_STATED TASK_
Locate the word "name" in the data below, then copy every line that holds it.

>> begin

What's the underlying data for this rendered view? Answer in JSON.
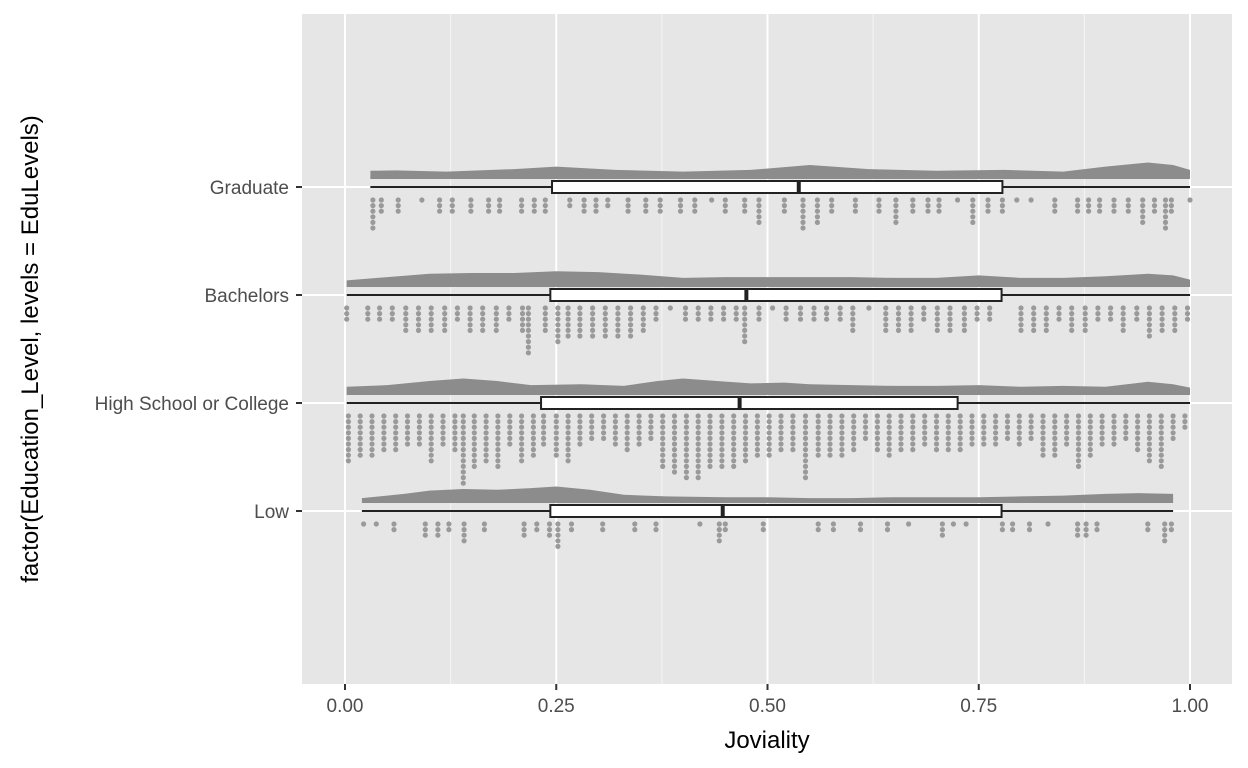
{
  "chart_data": {
    "type": "raincloud",
    "title": "",
    "xlabel": "Joviality",
    "ylabel": "factor(Education_Level, levels = EduLevels)",
    "xlim": [
      -0.05,
      1.05
    ],
    "x_ticks": [
      {
        "value": 0.0,
        "label": "0.00"
      },
      {
        "value": 0.25,
        "label": "0.25"
      },
      {
        "value": 0.5,
        "label": "0.50"
      },
      {
        "value": 0.75,
        "label": "0.75"
      },
      {
        "value": 1.0,
        "label": "1.00"
      }
    ],
    "grid": true,
    "legend": "none",
    "colors": {
      "panel": "#e6e6e6",
      "grid": "#ffffff",
      "density": "#8c8c8c",
      "dots": "#9a9a9a",
      "box_fill": "#ffffff",
      "box_stroke": "#222222",
      "tick_text": "#4d4d4d"
    },
    "series": [
      {
        "name": "Graduate",
        "box": {
          "min": 0.03,
          "q1": 0.245,
          "median": 0.537,
          "q3": 0.778,
          "max": 1.0
        },
        "density": [
          [
            0.03,
            0.5
          ],
          [
            0.06,
            0.52
          ],
          [
            0.12,
            0.45
          ],
          [
            0.2,
            0.6
          ],
          [
            0.25,
            0.75
          ],
          [
            0.32,
            0.55
          ],
          [
            0.4,
            0.45
          ],
          [
            0.48,
            0.55
          ],
          [
            0.55,
            0.85
          ],
          [
            0.62,
            0.6
          ],
          [
            0.7,
            0.5
          ],
          [
            0.78,
            0.55
          ],
          [
            0.85,
            0.45
          ],
          [
            0.9,
            0.75
          ],
          [
            0.95,
            1.0
          ],
          [
            0.98,
            0.85
          ],
          [
            1.0,
            0.55
          ]
        ],
        "dots": [
          [
            0.033,
            6
          ],
          [
            0.043,
            3
          ],
          [
            0.063,
            3
          ],
          [
            0.091,
            1
          ],
          [
            0.112,
            3
          ],
          [
            0.127,
            3
          ],
          [
            0.149,
            3
          ],
          [
            0.17,
            3
          ],
          [
            0.183,
            3
          ],
          [
            0.209,
            3
          ],
          [
            0.224,
            3
          ],
          [
            0.237,
            3
          ],
          [
            0.266,
            2
          ],
          [
            0.283,
            3
          ],
          [
            0.297,
            3
          ],
          [
            0.311,
            2
          ],
          [
            0.335,
            3
          ],
          [
            0.356,
            3
          ],
          [
            0.373,
            3
          ],
          [
            0.397,
            3
          ],
          [
            0.414,
            3
          ],
          [
            0.434,
            1
          ],
          [
            0.45,
            3
          ],
          [
            0.473,
            3
          ],
          [
            0.49,
            5
          ],
          [
            0.52,
            3
          ],
          [
            0.542,
            6
          ],
          [
            0.559,
            5
          ],
          [
            0.576,
            3
          ],
          [
            0.604,
            3
          ],
          [
            0.632,
            3
          ],
          [
            0.652,
            5
          ],
          [
            0.672,
            3
          ],
          [
            0.69,
            3
          ],
          [
            0.703,
            3
          ],
          [
            0.725,
            1
          ],
          [
            0.743,
            5
          ],
          [
            0.761,
            3
          ],
          [
            0.778,
            3
          ],
          [
            0.795,
            1
          ],
          [
            0.812,
            1
          ],
          [
            0.84,
            3
          ],
          [
            0.867,
            3
          ],
          [
            0.88,
            3
          ],
          [
            0.893,
            3
          ],
          [
            0.91,
            3
          ],
          [
            0.927,
            3
          ],
          [
            0.944,
            5
          ],
          [
            0.958,
            3
          ],
          [
            0.971,
            6
          ],
          [
            0.978,
            3
          ],
          [
            1.0,
            1
          ]
        ]
      },
      {
        "name": "Bachelors",
        "box": {
          "min": 0.002,
          "q1": 0.243,
          "median": 0.475,
          "q3": 0.777,
          "max": 1.0
        },
        "density": [
          [
            0.002,
            0.4
          ],
          [
            0.05,
            0.6
          ],
          [
            0.1,
            0.8
          ],
          [
            0.15,
            0.85
          ],
          [
            0.2,
            0.85
          ],
          [
            0.25,
            0.95
          ],
          [
            0.3,
            0.9
          ],
          [
            0.35,
            0.75
          ],
          [
            0.4,
            0.55
          ],
          [
            0.45,
            0.6
          ],
          [
            0.5,
            0.6
          ],
          [
            0.55,
            0.6
          ],
          [
            0.6,
            0.6
          ],
          [
            0.65,
            0.55
          ],
          [
            0.7,
            0.55
          ],
          [
            0.75,
            0.7
          ],
          [
            0.8,
            0.55
          ],
          [
            0.85,
            0.55
          ],
          [
            0.9,
            0.65
          ],
          [
            0.95,
            0.8
          ],
          [
            0.98,
            0.7
          ],
          [
            1.0,
            0.45
          ]
        ],
        "dots": [
          [
            0.002,
            3
          ],
          [
            0.027,
            3
          ],
          [
            0.041,
            3
          ],
          [
            0.056,
            3
          ],
          [
            0.072,
            5
          ],
          [
            0.087,
            5
          ],
          [
            0.102,
            5
          ],
          [
            0.118,
            5
          ],
          [
            0.133,
            3
          ],
          [
            0.148,
            5
          ],
          [
            0.163,
            5
          ],
          [
            0.179,
            5
          ],
          [
            0.194,
            3
          ],
          [
            0.21,
            5
          ],
          [
            0.217,
            9
          ],
          [
            0.237,
            5
          ],
          [
            0.252,
            7
          ],
          [
            0.264,
            6
          ],
          [
            0.278,
            6
          ],
          [
            0.293,
            6
          ],
          [
            0.308,
            6
          ],
          [
            0.323,
            6
          ],
          [
            0.338,
            6
          ],
          [
            0.353,
            5
          ],
          [
            0.368,
            3
          ],
          [
            0.385,
            1
          ],
          [
            0.403,
            3
          ],
          [
            0.418,
            3
          ],
          [
            0.433,
            3
          ],
          [
            0.448,
            3
          ],
          [
            0.463,
            3
          ],
          [
            0.473,
            7
          ],
          [
            0.49,
            3
          ],
          [
            0.506,
            1
          ],
          [
            0.522,
            3
          ],
          [
            0.539,
            3
          ],
          [
            0.555,
            3
          ],
          [
            0.57,
            3
          ],
          [
            0.586,
            3
          ],
          [
            0.601,
            5
          ],
          [
            0.62,
            1
          ],
          [
            0.64,
            5
          ],
          [
            0.655,
            5
          ],
          [
            0.67,
            5
          ],
          [
            0.685,
            3
          ],
          [
            0.701,
            5
          ],
          [
            0.716,
            5
          ],
          [
            0.733,
            5
          ],
          [
            0.748,
            3
          ],
          [
            0.763,
            3
          ],
          [
            0.8,
            5
          ],
          [
            0.815,
            5
          ],
          [
            0.83,
            5
          ],
          [
            0.845,
            3
          ],
          [
            0.86,
            5
          ],
          [
            0.876,
            5
          ],
          [
            0.891,
            3
          ],
          [
            0.906,
            3
          ],
          [
            0.921,
            5
          ],
          [
            0.937,
            3
          ],
          [
            0.952,
            6
          ],
          [
            0.967,
            5
          ],
          [
            0.982,
            5
          ],
          [
            0.997,
            3
          ]
        ]
      },
      {
        "name": "High School or College",
        "box": {
          "min": 0.002,
          "q1": 0.232,
          "median": 0.467,
          "q3": 0.725,
          "max": 1.0
        },
        "density": [
          [
            0.002,
            0.5
          ],
          [
            0.05,
            0.6
          ],
          [
            0.1,
            0.85
          ],
          [
            0.14,
            1.0
          ],
          [
            0.18,
            0.85
          ],
          [
            0.22,
            0.6
          ],
          [
            0.28,
            0.65
          ],
          [
            0.33,
            0.55
          ],
          [
            0.37,
            0.85
          ],
          [
            0.4,
            1.0
          ],
          [
            0.44,
            0.85
          ],
          [
            0.48,
            0.7
          ],
          [
            0.52,
            0.75
          ],
          [
            0.55,
            0.65
          ],
          [
            0.6,
            0.6
          ],
          [
            0.65,
            0.55
          ],
          [
            0.7,
            0.55
          ],
          [
            0.75,
            0.6
          ],
          [
            0.8,
            0.5
          ],
          [
            0.85,
            0.55
          ],
          [
            0.9,
            0.5
          ],
          [
            0.95,
            0.8
          ],
          [
            0.98,
            0.65
          ],
          [
            1.0,
            0.45
          ]
        ],
        "dots": [
          [
            0.004,
            9
          ],
          [
            0.018,
            8
          ],
          [
            0.032,
            8
          ],
          [
            0.046,
            7
          ],
          [
            0.06,
            7
          ],
          [
            0.074,
            6
          ],
          [
            0.088,
            6
          ],
          [
            0.102,
            9
          ],
          [
            0.116,
            6
          ],
          [
            0.13,
            7
          ],
          [
            0.14,
            13
          ],
          [
            0.153,
            10
          ],
          [
            0.167,
            9
          ],
          [
            0.181,
            10
          ],
          [
            0.195,
            6
          ],
          [
            0.209,
            9
          ],
          [
            0.223,
            8
          ],
          [
            0.235,
            6
          ],
          [
            0.25,
            8
          ],
          [
            0.264,
            9
          ],
          [
            0.278,
            6
          ],
          [
            0.292,
            5
          ],
          [
            0.306,
            5
          ],
          [
            0.32,
            6
          ],
          [
            0.334,
            7
          ],
          [
            0.348,
            6
          ],
          [
            0.362,
            5
          ],
          [
            0.376,
            10
          ],
          [
            0.39,
            11
          ],
          [
            0.404,
            12
          ],
          [
            0.418,
            12
          ],
          [
            0.432,
            10
          ],
          [
            0.446,
            10
          ],
          [
            0.46,
            10
          ],
          [
            0.474,
            9
          ],
          [
            0.488,
            8
          ],
          [
            0.502,
            8
          ],
          [
            0.516,
            7
          ],
          [
            0.53,
            7
          ],
          [
            0.545,
            12
          ],
          [
            0.56,
            8
          ],
          [
            0.574,
            8
          ],
          [
            0.588,
            8
          ],
          [
            0.602,
            7
          ],
          [
            0.616,
            5
          ],
          [
            0.63,
            7
          ],
          [
            0.644,
            8
          ],
          [
            0.658,
            7
          ],
          [
            0.672,
            7
          ],
          [
            0.686,
            6
          ],
          [
            0.7,
            7
          ],
          [
            0.714,
            7
          ],
          [
            0.728,
            7
          ],
          [
            0.742,
            6
          ],
          [
            0.756,
            6
          ],
          [
            0.77,
            6
          ],
          [
            0.784,
            5
          ],
          [
            0.798,
            6
          ],
          [
            0.812,
            5
          ],
          [
            0.826,
            8
          ],
          [
            0.84,
            8
          ],
          [
            0.854,
            6
          ],
          [
            0.868,
            10
          ],
          [
            0.882,
            8
          ],
          [
            0.896,
            6
          ],
          [
            0.91,
            6
          ],
          [
            0.924,
            5
          ],
          [
            0.938,
            7
          ],
          [
            0.952,
            9
          ],
          [
            0.966,
            10
          ],
          [
            0.98,
            5
          ],
          [
            0.994,
            3
          ]
        ]
      },
      {
        "name": "Low",
        "box": {
          "min": 0.02,
          "q1": 0.243,
          "median": 0.447,
          "q3": 0.777,
          "max": 0.98
        },
        "density": [
          [
            0.02,
            0.3
          ],
          [
            0.07,
            0.55
          ],
          [
            0.1,
            0.75
          ],
          [
            0.14,
            0.85
          ],
          [
            0.18,
            0.8
          ],
          [
            0.22,
            0.9
          ],
          [
            0.25,
            1.0
          ],
          [
            0.29,
            0.8
          ],
          [
            0.33,
            0.5
          ],
          [
            0.38,
            0.4
          ],
          [
            0.45,
            0.35
          ],
          [
            0.5,
            0.35
          ],
          [
            0.55,
            0.3
          ],
          [
            0.6,
            0.3
          ],
          [
            0.65,
            0.35
          ],
          [
            0.7,
            0.35
          ],
          [
            0.75,
            0.35
          ],
          [
            0.8,
            0.4
          ],
          [
            0.85,
            0.45
          ],
          [
            0.9,
            0.55
          ],
          [
            0.94,
            0.6
          ],
          [
            0.98,
            0.55
          ]
        ],
        "dots": [
          [
            0.022,
            1
          ],
          [
            0.037,
            1
          ],
          [
            0.058,
            2
          ],
          [
            0.095,
            3
          ],
          [
            0.11,
            3
          ],
          [
            0.123,
            2
          ],
          [
            0.141,
            4
          ],
          [
            0.165,
            2
          ],
          [
            0.212,
            3
          ],
          [
            0.227,
            2
          ],
          [
            0.242,
            3
          ],
          [
            0.252,
            5
          ],
          [
            0.268,
            2
          ],
          [
            0.305,
            2
          ],
          [
            0.343,
            2
          ],
          [
            0.368,
            2
          ],
          [
            0.42,
            1
          ],
          [
            0.443,
            4
          ],
          [
            0.45,
            2
          ],
          [
            0.495,
            2
          ],
          [
            0.56,
            2
          ],
          [
            0.578,
            2
          ],
          [
            0.61,
            2
          ],
          [
            0.642,
            2
          ],
          [
            0.667,
            1
          ],
          [
            0.707,
            3
          ],
          [
            0.72,
            1
          ],
          [
            0.735,
            1
          ],
          [
            0.778,
            2
          ],
          [
            0.79,
            2
          ],
          [
            0.81,
            2
          ],
          [
            0.832,
            1
          ],
          [
            0.867,
            3
          ],
          [
            0.877,
            3
          ],
          [
            0.89,
            2
          ],
          [
            0.95,
            2
          ],
          [
            0.97,
            4
          ],
          [
            0.978,
            2
          ]
        ]
      }
    ]
  }
}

>> end

_EXERCISE RESPONSE_
        "name": "Graduate",
        "name": "Bachelors",
        "name": "High School or College",
        "name": "Low",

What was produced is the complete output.